* Your task: Scan the listing and work out how many lines contain the word "bias". Nothing but the number should be given.

* * * * * * * * *

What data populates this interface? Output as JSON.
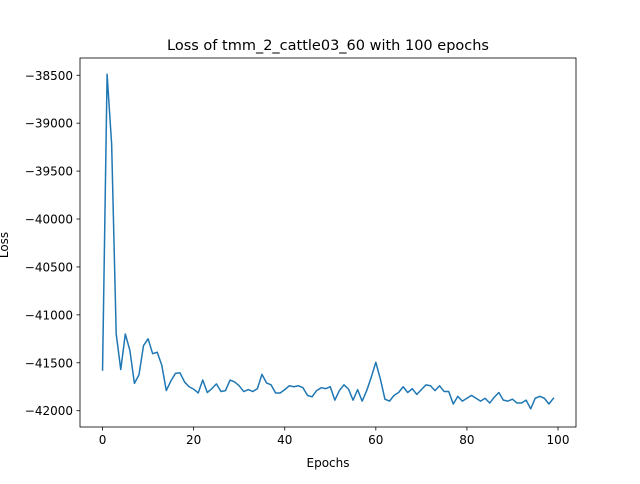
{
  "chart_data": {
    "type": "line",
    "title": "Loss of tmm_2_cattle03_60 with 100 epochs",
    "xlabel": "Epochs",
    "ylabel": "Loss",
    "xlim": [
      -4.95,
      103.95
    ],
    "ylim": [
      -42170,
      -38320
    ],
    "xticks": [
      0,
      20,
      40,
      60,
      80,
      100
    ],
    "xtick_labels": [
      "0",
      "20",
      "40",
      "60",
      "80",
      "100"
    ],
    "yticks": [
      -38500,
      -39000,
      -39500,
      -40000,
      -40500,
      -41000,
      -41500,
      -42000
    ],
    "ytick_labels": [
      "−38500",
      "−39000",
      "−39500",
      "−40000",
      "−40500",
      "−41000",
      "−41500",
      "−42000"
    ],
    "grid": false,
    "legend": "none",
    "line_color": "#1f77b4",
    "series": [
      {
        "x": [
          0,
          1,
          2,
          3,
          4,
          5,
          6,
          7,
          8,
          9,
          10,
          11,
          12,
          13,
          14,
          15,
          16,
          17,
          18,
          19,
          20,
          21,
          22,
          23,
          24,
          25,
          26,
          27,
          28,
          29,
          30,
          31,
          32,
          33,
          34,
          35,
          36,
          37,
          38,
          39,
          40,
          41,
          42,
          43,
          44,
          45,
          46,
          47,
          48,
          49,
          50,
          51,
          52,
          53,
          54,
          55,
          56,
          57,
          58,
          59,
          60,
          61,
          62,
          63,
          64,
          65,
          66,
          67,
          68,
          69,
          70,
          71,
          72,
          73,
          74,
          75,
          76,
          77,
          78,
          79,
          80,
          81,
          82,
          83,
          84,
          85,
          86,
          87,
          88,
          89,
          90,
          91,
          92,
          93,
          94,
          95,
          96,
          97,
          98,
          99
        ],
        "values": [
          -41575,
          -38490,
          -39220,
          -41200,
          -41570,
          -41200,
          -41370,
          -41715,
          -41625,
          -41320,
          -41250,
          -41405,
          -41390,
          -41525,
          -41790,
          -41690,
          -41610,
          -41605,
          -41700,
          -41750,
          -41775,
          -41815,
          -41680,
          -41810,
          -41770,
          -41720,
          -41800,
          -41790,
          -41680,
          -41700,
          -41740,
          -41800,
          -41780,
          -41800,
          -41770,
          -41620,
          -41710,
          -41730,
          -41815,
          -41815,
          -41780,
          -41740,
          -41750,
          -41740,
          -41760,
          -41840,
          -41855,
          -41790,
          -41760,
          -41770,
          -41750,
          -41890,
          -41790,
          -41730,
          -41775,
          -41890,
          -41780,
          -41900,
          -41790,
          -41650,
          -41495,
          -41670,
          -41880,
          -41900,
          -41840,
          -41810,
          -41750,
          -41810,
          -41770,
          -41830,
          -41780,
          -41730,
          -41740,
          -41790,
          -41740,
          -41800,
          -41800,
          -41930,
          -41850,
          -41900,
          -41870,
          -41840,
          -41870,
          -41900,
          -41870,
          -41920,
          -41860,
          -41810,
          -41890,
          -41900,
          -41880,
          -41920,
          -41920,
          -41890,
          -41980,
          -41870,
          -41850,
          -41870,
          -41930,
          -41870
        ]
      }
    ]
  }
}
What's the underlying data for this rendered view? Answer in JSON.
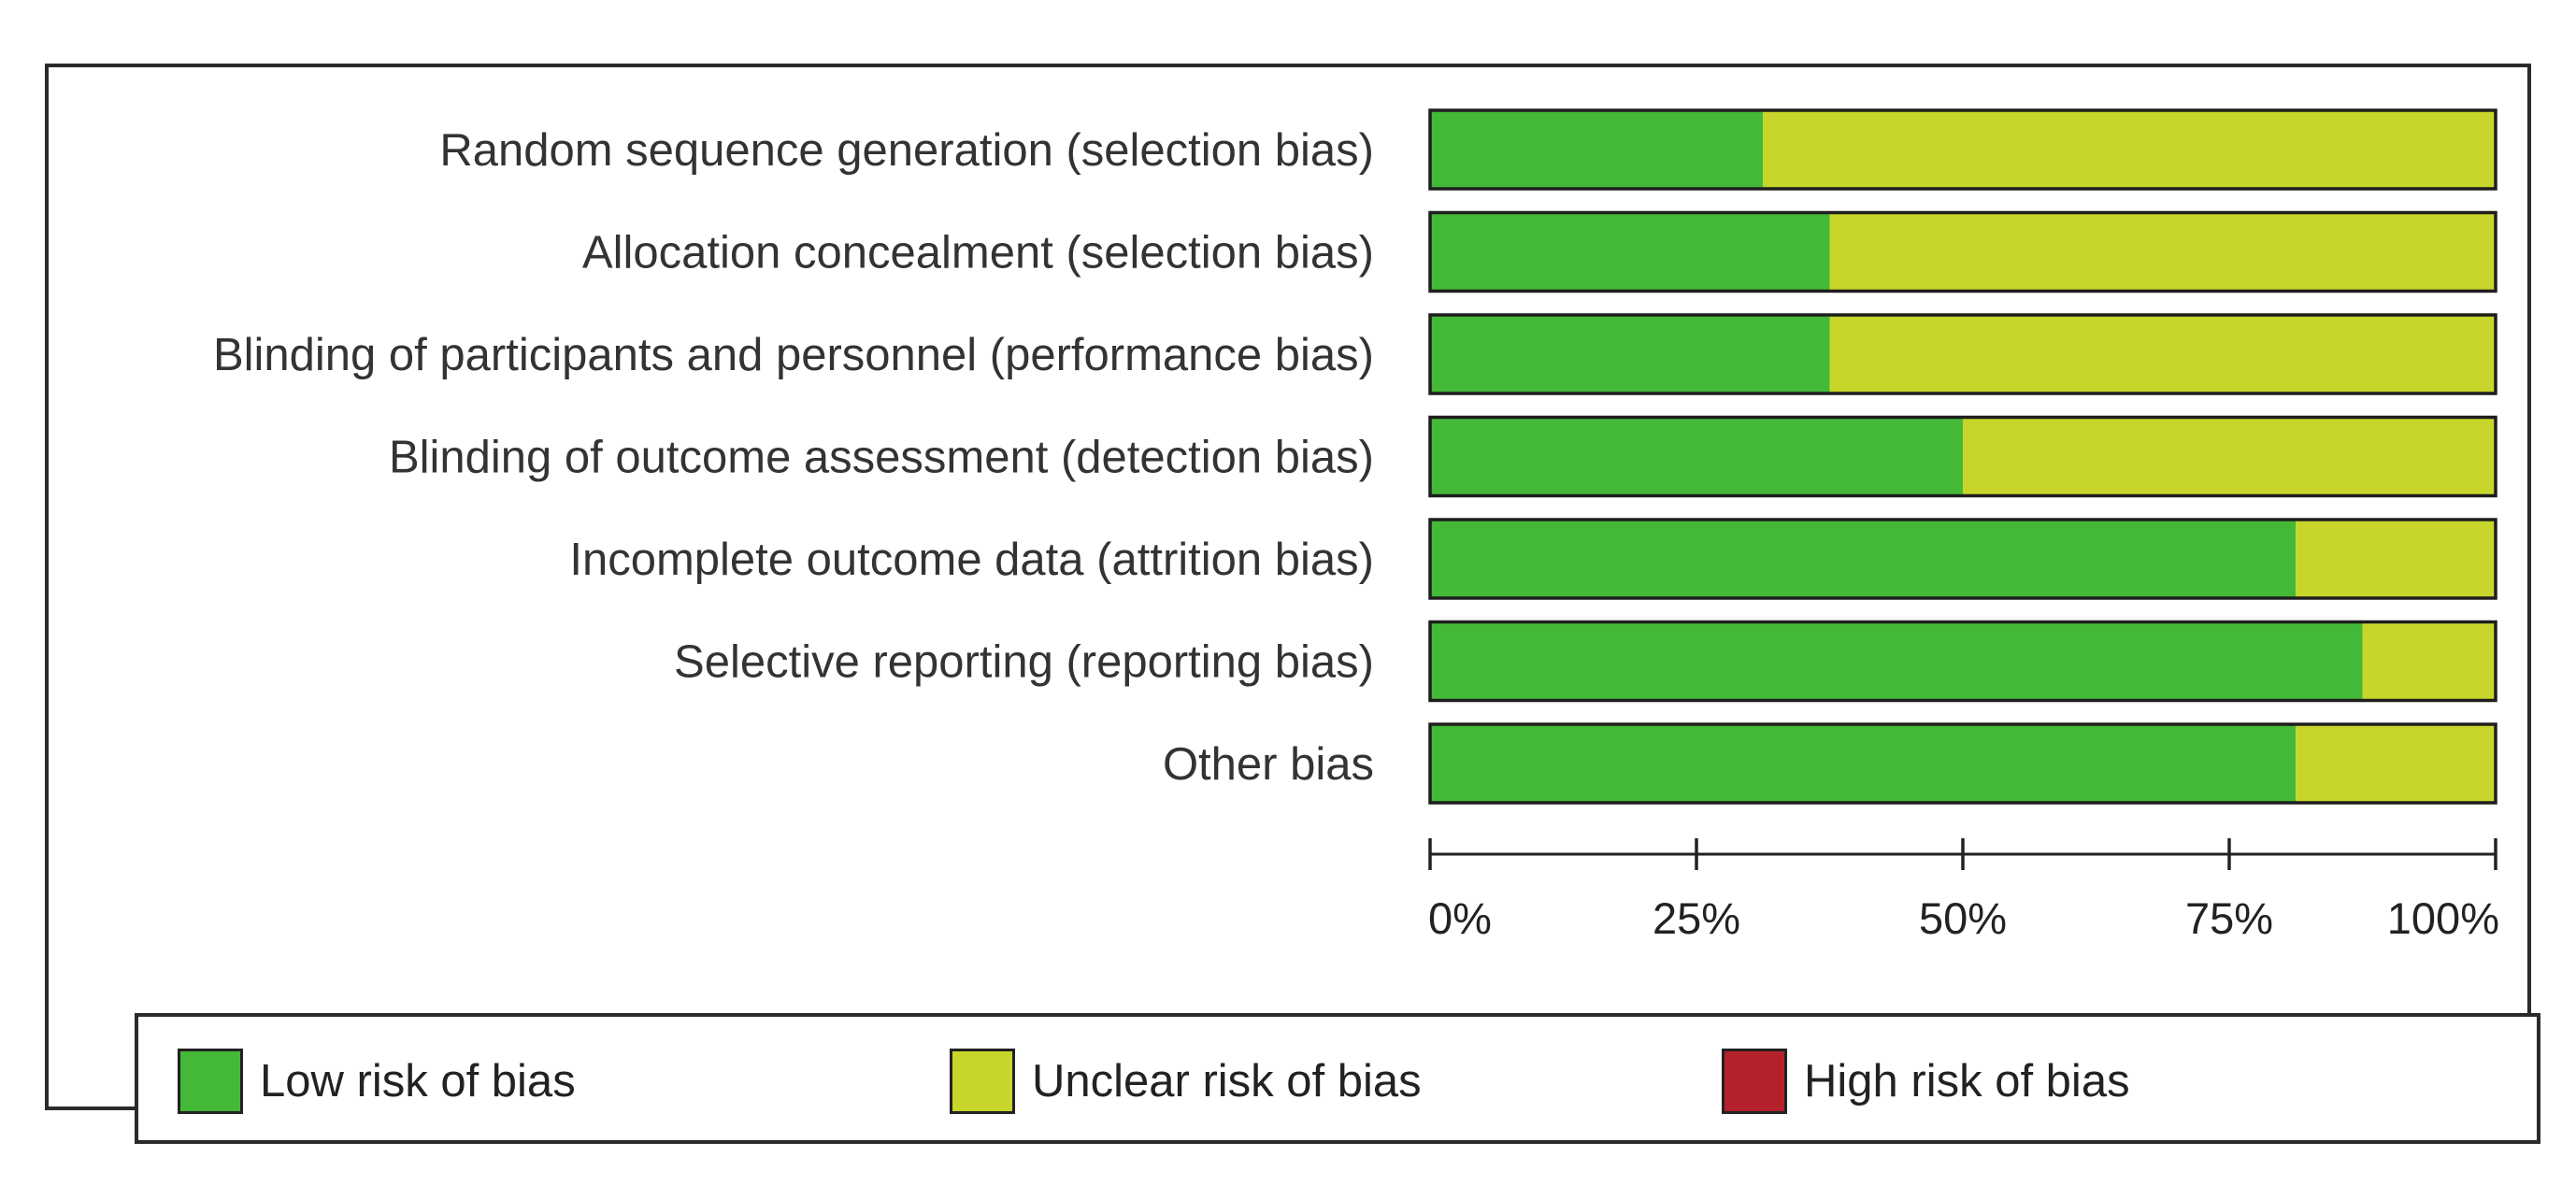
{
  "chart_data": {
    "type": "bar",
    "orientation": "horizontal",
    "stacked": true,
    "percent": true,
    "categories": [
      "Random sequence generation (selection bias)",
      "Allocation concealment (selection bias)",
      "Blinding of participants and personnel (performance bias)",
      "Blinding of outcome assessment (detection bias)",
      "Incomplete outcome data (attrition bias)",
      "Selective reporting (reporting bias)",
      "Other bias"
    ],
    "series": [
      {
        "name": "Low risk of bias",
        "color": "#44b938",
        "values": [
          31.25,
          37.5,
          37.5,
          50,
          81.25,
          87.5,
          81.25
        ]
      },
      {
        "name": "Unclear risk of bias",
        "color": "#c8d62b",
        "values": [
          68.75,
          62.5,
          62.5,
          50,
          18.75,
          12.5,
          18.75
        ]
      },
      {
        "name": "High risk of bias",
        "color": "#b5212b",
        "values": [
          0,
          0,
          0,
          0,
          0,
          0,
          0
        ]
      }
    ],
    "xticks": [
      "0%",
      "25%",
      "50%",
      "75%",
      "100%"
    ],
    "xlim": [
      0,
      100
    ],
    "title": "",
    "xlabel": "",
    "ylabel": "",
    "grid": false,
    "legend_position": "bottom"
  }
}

* * * * * * * * *

* Written response: 10